▶ _Work to be completed_: Search the material for the string "JSON", then return every line where it is found.

▶ _Exercise materials_:
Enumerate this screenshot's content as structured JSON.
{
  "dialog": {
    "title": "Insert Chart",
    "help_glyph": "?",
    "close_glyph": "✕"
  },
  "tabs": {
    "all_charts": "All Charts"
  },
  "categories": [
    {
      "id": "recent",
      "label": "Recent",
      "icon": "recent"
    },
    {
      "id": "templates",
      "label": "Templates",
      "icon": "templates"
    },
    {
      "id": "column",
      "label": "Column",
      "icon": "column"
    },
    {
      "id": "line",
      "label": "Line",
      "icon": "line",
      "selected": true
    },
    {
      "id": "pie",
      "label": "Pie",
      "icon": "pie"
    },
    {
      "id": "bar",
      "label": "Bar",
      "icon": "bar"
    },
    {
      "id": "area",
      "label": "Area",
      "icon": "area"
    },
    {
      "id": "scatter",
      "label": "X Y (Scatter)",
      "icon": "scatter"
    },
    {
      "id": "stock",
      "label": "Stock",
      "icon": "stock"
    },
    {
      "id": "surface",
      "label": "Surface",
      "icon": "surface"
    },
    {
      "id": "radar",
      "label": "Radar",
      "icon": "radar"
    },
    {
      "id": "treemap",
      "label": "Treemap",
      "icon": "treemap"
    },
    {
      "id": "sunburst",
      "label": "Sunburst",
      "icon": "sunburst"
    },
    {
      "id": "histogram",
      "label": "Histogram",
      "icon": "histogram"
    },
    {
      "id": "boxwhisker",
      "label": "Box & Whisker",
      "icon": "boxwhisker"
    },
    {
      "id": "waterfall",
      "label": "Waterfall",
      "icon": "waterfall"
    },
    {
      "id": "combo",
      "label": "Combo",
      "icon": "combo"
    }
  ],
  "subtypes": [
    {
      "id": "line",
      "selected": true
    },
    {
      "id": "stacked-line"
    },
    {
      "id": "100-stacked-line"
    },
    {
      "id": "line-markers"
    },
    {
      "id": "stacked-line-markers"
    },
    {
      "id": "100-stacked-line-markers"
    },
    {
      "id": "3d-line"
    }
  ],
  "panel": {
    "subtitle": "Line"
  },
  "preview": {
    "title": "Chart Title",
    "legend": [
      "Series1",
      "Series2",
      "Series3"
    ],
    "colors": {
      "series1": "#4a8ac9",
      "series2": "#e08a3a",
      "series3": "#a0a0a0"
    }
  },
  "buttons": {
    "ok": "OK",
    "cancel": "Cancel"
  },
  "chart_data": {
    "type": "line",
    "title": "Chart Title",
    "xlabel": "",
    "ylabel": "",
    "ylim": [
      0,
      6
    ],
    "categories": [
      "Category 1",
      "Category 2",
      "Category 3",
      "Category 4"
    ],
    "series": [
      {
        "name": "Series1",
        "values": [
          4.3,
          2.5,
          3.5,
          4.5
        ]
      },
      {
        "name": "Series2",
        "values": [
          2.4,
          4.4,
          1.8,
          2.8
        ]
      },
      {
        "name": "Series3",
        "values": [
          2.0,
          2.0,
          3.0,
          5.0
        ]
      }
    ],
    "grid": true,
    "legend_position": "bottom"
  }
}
--
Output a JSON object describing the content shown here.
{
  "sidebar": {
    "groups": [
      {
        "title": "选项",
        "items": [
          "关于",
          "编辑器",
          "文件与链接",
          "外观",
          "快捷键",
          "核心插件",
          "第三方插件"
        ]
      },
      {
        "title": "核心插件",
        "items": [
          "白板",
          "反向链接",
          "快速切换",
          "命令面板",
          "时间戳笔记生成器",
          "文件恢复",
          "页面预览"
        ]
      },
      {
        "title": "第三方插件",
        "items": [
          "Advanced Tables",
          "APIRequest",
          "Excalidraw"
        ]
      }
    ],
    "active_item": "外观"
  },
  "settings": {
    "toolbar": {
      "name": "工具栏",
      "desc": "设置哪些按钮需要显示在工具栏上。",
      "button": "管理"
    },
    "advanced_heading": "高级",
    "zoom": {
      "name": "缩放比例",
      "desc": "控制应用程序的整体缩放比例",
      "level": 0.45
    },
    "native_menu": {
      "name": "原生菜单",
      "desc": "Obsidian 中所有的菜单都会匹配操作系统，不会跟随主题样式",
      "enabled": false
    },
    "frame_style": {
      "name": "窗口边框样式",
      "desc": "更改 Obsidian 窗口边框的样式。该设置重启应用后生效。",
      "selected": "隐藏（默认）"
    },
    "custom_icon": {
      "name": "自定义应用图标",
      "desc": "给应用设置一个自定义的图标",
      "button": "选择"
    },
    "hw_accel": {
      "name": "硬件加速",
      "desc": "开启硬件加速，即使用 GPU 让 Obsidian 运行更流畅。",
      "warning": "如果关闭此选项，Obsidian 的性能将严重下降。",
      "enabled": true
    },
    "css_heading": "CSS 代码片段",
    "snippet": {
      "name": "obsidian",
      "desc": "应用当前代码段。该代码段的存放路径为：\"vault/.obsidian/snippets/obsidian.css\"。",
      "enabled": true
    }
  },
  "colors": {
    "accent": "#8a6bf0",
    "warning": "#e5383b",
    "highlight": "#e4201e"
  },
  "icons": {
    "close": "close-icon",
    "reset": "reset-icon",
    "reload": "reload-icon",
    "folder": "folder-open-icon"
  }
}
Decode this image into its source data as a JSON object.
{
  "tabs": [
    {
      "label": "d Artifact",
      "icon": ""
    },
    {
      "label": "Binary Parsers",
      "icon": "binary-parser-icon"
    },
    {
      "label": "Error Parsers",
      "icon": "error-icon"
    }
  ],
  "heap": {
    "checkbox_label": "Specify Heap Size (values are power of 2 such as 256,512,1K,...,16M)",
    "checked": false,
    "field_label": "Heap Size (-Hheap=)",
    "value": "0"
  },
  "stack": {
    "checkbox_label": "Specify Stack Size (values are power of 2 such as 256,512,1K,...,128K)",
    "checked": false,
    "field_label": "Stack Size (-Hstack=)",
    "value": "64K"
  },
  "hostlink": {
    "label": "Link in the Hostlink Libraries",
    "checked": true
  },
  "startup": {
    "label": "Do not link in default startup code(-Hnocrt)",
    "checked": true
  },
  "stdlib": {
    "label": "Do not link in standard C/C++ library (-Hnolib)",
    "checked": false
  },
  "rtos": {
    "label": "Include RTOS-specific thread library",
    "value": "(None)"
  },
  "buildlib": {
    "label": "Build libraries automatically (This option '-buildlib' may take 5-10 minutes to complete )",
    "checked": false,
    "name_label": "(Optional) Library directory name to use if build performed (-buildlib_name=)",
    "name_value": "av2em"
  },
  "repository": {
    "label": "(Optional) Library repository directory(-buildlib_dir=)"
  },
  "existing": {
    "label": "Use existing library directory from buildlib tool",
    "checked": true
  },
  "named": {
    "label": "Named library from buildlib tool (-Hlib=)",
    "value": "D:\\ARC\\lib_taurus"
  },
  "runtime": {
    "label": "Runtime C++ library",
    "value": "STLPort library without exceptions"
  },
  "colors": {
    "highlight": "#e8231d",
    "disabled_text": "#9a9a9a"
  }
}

▶ _Written solution_:
Enumerate this screenshot's content as structured JSON.
Output a JSON object describing the content shown here.
Decode this image into its source data as a JSON object.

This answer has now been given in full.